[Data listing]
────────────────────────────────────────

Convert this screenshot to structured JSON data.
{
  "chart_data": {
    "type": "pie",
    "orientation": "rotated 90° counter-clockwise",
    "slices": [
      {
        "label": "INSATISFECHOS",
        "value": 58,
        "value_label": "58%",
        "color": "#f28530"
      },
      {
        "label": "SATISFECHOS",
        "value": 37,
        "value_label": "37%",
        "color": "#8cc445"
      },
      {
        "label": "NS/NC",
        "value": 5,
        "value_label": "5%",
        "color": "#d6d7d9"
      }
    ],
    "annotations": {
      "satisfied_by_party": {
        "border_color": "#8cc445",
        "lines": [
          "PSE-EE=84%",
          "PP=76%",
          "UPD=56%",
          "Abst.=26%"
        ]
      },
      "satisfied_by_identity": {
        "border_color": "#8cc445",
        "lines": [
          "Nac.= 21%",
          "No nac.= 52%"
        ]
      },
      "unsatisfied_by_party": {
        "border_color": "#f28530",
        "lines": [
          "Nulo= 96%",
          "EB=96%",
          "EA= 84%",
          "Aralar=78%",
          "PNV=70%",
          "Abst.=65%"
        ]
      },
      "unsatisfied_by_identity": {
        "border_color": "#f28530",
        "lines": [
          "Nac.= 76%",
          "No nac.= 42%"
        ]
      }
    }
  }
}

────────────────────────────────────────

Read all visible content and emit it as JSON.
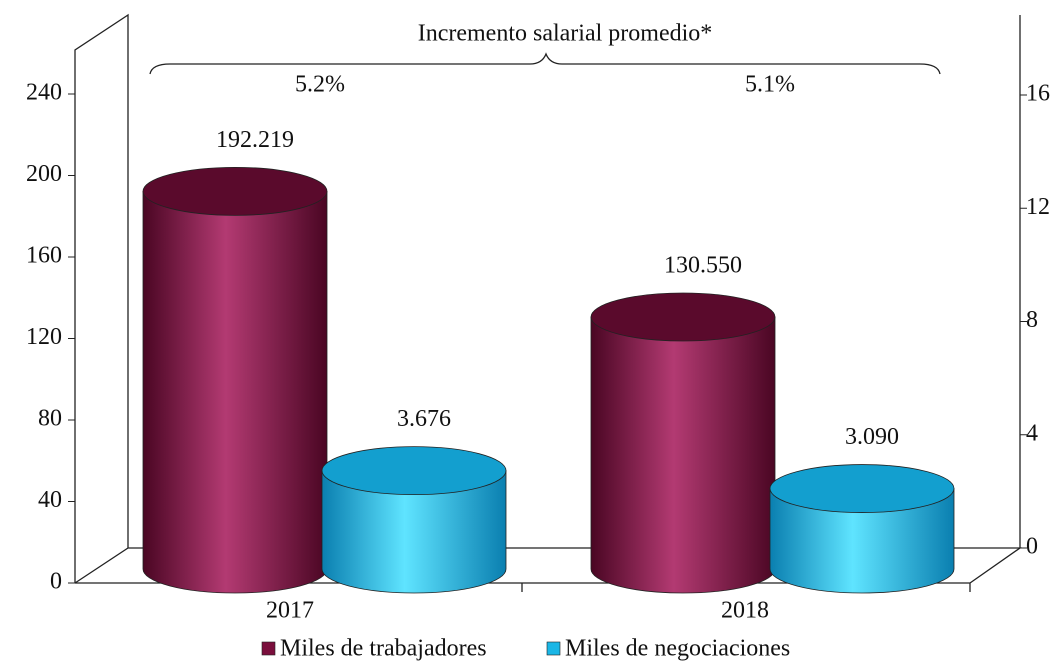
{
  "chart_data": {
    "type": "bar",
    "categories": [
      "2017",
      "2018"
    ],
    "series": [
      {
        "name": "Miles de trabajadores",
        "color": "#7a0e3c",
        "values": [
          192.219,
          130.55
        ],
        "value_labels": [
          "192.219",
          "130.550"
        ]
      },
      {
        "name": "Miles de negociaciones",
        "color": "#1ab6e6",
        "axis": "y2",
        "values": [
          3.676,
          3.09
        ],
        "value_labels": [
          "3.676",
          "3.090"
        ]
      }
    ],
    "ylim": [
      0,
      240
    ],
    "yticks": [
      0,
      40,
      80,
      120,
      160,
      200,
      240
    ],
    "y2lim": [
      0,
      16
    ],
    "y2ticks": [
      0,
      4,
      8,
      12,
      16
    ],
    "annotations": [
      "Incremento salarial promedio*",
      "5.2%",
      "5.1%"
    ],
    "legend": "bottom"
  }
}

────────────────────────────────────────

### What is being asked
Copy each line of the data that contains the word "Miles".

### Result of the exercise
        "name": "Miles de trabajadores",
        "name": "Miles de negociaciones",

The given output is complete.